— WHAT THE EXERCISE ASKS —
Scan the lines below for the word "FFFFFF". Copy each line you find it in.

- - -

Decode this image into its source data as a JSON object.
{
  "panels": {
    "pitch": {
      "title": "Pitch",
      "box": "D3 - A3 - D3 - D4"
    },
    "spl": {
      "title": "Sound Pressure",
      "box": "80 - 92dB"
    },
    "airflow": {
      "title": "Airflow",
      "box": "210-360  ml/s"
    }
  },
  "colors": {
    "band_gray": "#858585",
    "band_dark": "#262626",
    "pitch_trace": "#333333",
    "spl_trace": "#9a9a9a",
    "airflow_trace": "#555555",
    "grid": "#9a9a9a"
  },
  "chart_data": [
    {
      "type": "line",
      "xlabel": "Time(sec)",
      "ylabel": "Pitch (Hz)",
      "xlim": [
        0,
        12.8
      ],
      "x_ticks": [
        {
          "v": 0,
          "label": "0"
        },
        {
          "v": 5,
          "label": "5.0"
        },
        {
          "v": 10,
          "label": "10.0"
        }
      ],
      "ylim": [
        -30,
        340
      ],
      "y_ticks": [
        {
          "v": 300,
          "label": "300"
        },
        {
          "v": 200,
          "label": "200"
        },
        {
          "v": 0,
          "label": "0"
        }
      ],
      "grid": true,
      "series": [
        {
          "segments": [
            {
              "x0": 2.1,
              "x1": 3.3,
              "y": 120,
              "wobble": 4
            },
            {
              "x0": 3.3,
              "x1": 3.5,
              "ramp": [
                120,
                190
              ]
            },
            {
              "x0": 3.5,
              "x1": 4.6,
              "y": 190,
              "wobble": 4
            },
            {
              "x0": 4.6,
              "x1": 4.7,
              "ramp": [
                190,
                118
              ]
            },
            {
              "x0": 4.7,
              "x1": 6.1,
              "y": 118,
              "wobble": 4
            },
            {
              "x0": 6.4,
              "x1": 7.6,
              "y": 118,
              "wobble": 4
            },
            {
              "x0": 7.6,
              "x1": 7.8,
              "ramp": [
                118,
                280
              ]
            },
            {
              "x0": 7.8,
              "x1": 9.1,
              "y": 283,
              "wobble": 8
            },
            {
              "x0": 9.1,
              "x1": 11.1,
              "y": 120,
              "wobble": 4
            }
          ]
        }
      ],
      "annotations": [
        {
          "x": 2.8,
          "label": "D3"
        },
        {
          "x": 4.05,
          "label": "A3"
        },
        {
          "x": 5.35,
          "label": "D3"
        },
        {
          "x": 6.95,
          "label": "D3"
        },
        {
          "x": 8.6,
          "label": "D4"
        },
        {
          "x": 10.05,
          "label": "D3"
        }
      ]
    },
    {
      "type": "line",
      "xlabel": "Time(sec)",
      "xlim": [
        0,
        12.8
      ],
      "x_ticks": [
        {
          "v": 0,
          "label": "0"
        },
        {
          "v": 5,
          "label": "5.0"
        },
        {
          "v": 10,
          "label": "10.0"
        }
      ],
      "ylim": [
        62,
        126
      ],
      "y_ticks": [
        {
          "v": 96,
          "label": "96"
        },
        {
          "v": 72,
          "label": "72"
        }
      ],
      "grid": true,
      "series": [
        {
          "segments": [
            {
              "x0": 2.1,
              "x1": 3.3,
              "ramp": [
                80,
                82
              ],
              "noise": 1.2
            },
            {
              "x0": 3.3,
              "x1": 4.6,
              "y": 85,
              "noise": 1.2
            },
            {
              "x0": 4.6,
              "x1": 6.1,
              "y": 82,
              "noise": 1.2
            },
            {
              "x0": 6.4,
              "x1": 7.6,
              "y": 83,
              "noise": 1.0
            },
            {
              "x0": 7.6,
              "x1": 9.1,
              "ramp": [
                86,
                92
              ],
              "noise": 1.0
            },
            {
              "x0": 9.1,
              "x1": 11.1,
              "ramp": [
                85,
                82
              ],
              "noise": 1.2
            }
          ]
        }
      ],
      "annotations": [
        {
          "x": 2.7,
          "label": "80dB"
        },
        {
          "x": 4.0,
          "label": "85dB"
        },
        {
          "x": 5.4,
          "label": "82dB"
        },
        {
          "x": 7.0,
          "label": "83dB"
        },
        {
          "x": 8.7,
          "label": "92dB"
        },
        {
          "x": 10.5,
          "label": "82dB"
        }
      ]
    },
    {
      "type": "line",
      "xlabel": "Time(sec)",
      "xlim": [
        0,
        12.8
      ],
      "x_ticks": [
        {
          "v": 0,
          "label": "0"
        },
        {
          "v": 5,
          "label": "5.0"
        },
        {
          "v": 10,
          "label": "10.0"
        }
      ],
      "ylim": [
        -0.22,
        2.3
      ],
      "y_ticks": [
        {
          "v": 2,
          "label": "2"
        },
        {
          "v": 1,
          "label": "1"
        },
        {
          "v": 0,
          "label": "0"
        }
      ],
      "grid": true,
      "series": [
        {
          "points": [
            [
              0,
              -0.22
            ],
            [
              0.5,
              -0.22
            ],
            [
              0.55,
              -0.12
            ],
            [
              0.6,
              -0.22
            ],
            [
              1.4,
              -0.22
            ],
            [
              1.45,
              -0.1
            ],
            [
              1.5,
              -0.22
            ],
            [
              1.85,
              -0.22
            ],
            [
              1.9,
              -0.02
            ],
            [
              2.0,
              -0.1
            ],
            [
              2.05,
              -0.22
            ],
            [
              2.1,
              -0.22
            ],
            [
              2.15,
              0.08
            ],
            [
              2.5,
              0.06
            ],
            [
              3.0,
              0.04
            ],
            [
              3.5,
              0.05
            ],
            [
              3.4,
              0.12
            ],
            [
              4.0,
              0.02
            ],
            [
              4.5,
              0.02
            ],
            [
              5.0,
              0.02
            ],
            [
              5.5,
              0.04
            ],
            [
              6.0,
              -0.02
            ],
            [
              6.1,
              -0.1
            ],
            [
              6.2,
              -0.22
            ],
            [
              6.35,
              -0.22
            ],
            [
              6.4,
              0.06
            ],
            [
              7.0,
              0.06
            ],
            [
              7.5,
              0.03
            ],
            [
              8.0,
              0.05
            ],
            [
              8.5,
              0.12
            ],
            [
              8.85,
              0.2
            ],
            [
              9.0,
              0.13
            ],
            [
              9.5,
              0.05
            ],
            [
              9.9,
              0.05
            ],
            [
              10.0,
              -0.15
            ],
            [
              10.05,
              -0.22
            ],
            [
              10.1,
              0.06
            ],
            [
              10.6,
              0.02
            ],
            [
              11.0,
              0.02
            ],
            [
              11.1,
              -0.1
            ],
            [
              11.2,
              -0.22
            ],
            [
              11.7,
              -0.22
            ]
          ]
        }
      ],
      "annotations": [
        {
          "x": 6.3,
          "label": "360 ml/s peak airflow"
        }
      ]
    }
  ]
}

- - -

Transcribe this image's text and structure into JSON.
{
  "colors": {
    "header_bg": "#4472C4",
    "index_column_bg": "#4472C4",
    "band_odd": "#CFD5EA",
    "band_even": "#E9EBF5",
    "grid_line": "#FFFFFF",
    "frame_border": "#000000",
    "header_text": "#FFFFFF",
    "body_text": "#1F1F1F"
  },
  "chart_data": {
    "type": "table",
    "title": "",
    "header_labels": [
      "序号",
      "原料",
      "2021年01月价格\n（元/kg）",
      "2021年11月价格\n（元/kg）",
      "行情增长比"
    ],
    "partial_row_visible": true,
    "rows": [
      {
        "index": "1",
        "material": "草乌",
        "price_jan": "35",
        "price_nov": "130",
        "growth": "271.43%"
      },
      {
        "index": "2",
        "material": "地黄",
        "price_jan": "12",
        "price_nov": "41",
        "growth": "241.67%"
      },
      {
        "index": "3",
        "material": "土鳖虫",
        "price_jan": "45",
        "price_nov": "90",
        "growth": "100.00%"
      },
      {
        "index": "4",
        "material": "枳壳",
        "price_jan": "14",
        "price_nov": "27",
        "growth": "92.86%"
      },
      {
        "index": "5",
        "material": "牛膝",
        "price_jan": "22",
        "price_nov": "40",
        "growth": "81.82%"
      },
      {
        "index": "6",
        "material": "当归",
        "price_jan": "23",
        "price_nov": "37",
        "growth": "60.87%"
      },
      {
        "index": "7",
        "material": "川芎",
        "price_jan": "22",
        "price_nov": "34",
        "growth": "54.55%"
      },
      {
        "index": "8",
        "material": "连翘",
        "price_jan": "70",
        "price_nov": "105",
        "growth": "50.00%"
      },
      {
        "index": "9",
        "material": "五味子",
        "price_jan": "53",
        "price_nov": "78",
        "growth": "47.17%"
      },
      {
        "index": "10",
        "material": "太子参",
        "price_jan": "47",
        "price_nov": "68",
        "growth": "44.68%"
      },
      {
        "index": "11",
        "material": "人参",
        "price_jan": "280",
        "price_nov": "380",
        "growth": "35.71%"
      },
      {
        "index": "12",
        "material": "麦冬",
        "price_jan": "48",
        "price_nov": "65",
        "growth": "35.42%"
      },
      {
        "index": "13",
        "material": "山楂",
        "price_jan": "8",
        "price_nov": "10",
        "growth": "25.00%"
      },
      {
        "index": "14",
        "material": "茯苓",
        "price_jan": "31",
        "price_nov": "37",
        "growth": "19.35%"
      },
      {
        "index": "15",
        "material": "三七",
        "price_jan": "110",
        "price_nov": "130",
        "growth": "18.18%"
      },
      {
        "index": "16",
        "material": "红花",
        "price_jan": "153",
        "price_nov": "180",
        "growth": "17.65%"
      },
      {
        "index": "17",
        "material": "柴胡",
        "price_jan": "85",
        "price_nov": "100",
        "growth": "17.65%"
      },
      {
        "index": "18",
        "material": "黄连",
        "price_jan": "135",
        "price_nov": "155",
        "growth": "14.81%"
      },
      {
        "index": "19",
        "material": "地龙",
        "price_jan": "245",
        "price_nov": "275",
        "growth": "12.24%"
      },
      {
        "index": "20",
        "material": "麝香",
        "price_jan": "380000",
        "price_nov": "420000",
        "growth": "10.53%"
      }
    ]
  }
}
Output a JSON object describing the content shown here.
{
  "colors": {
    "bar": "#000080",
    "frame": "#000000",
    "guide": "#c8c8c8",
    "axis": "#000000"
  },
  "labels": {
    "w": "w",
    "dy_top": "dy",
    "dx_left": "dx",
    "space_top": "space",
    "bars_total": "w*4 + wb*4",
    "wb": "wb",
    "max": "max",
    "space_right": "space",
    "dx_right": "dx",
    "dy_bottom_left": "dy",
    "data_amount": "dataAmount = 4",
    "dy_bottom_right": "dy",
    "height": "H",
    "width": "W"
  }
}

- - -

— RESPONSE FOR THIS EXERCISE —
    "grid_line": "#FFFFFF",
    "header_text": "#FFFFFF",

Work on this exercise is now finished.